→ Short task: Take the records underneath and set them down exactly.
____
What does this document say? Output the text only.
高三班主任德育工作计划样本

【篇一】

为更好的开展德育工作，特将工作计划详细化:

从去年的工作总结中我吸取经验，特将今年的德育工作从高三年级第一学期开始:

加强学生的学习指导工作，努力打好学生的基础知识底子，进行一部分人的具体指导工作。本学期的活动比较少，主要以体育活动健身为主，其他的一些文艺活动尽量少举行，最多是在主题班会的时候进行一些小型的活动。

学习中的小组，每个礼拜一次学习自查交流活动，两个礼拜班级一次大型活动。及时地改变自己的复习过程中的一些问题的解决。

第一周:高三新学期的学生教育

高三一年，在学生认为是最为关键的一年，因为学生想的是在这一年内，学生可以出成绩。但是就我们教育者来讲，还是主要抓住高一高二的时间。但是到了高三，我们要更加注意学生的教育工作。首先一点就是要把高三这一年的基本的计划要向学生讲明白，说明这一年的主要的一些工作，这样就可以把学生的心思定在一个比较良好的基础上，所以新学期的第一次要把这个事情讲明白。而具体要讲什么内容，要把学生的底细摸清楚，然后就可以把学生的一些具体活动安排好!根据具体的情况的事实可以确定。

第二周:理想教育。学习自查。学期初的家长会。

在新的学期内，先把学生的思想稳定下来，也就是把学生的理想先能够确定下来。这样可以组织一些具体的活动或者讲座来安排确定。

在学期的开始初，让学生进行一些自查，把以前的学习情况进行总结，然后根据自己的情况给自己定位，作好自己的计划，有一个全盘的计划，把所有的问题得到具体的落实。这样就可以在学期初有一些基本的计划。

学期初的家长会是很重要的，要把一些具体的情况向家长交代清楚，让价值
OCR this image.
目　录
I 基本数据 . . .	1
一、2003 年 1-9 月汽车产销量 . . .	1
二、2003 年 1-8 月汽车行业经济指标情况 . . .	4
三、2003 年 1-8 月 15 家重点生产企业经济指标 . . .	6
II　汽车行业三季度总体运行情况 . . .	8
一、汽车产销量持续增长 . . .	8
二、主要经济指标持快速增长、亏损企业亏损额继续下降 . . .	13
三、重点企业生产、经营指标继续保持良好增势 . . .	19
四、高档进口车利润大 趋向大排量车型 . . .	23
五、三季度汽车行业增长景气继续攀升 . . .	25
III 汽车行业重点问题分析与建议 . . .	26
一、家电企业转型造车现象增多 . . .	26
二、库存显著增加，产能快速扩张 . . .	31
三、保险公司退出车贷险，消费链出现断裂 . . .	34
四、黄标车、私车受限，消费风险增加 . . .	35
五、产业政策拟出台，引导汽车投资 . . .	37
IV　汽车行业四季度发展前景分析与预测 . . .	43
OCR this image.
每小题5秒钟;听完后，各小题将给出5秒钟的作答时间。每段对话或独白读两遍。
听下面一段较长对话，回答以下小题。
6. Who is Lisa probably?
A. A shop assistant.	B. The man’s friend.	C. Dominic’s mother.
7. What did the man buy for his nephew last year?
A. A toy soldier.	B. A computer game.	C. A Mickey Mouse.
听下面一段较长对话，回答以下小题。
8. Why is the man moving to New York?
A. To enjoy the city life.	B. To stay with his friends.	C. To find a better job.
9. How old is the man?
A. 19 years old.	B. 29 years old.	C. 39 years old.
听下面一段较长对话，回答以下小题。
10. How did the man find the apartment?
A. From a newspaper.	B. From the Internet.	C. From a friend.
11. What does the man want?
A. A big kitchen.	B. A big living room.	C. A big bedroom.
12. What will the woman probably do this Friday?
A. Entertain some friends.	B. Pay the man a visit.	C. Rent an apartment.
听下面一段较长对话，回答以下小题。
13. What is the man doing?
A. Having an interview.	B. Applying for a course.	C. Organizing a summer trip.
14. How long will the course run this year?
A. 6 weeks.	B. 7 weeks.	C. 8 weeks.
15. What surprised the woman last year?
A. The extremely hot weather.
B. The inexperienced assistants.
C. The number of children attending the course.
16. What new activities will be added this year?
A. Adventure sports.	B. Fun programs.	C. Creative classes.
____
→ Task result:
What does this document say? Output the text only.
高三班主任德育工作计划样本

【篇一】

为更好的开展德育工作，特将工作计划详细化:

从去年的工作总结中我吸取经验，特将今年的德育工作从高三年级第一学期开始:

加强学生的学习指导工作，努力打好学生的基础知识底子，进行一部分人的具体指导工作。本学期的活动比较少，主要以体育活动健身为主，其他的一些文艺活动尽量少举行，最多是在主题班会的时候进行一些小型的活动。

学习中的小组，每个礼拜一次学习自查交流活动，两个礼拜班级一次大型活动。及时地改变自己的复习过程中的一些问题的解决。

第一周:高三新学期的学生教育

高三一年，在学生认为是最为关键的一年，因为学生想的是在这一年内，学生可以出成绩。但是就我们教育者来讲，还是主要抓住高一高二的时间。但是到了高三，我们要更加注意学生的教育工作。首先一点就是要把高三这一年的基本的计划要向学生讲明白，说明这一年的主要的一些工作，这样就可以把学生的心思定在一个比较良好的基础上，所以新学期的第一次要把这个事情讲明白。而具体要讲什么内容，要把学生的底细摸清楚，然后就可以把学生的一些具体活动安排好!根据具体的情况的事实可以确定。

第二周:理想教育。学习自查。学期初的家长会。

在新的学期内，先把学生的思想稳定下来，也就是把学生的理想先能够确定下来。这样可以组织一些具体的活动或者讲座来安排确定。

在学期的开始初，让学生进行一些自查，把以前的学习情况进行总结，然后根据自己的情况给自己定位，作好自己的计划，有一个全盘的计划，把所有的问题得到具体的落实。这样就可以在学期初有一些基本的计划。

学期初的家长会是很重要的，要把一些具体的情况向家长交代清楚，让价值
OCR this image.
目　录
I 基本数据 . . .	1
一、2003 年 1-9 月汽车产销量 . . .	1
二、2003 年 1-8 月汽车行业经济指标情况 . . .	4
三、2003 年 1-8 月 15 家重点生产企业经济指标 . . .	6
II　汽车行业三季度总体运行情况 . . .	8
一、汽车产销量持续增长 . . .	8
二、主要经济指标持快速增长、亏损企业亏损额继续下降 . . .	13
三、重点企业生产、经营指标继续保持良好增势 . . .	19
四、高档进口车利润大 趋向大排量车型 . . .	23
五、三季度汽车行业增长景气继续攀升 . . .	25
III 汽车行业重点问题分析与建议 . . .	26
一、家电企业转型造车现象增多 . . .	26
二、库存显著增加，产能快速扩张 . . .	31
三、保险公司退出车贷险，消费链出现断裂 . . .	34
四、黄标车、私车受限，消费风险增加 . . .	35
五、产业政策拟出台，引导汽车投资 . . .	37
IV　汽车行业四季度发展前景分析与预测 . . .	43
OCR this image.
每小题5秒钟;听完后，各小题将给出5秒钟的作答时间。每段对话或独白读两遍。
听下面一段较长对话，回答以下小题。
6. Who is Lisa probably?
A. A shop assistant.	B. The man’s friend.	C. Dominic’s mother.
7. What did the man buy for his nephew last year?
A. A toy soldier.	B. A computer game.	C. A Mickey Mouse.
听下面一段较长对话，回答以下小题。
8. Why is the man moving to New York?
A. To enjoy the city life.	B. To stay with his friends.	C. To find a better job.
9. How old is the man?
A. 19 years old.	B. 29 years old.	C. 39 years old.
听下面一段较长对话，回答以下小题。
10. How did the man find the apartment?
A. From a newspaper.	B. From the Internet.	C. From a friend.
11. What does the man want?
A. A big kitchen.	B. A big living room.	C. A big bedroom.
12. What will the woman probably do this Friday?
A. Entertain some friends.	B. Pay the man a visit.	C. Rent an apartment.
听下面一段较长对话，回答以下小题。
13. What is the man doing?
A. Having an interview.	B. Applying for a course.	C. Organizing a summer trip.
14. How long will the course run this year?
A. 6 weeks.	B. 7 weeks.	C. 8 weeks.
15. What surprised the woman last year?
A. The extremely hot weather.
B. The inexperienced assistants.
C. The number of children attending the course.
16. What new activities will be added this year?
A. Adventure sports.	B. Fun programs.	C. Creative classes.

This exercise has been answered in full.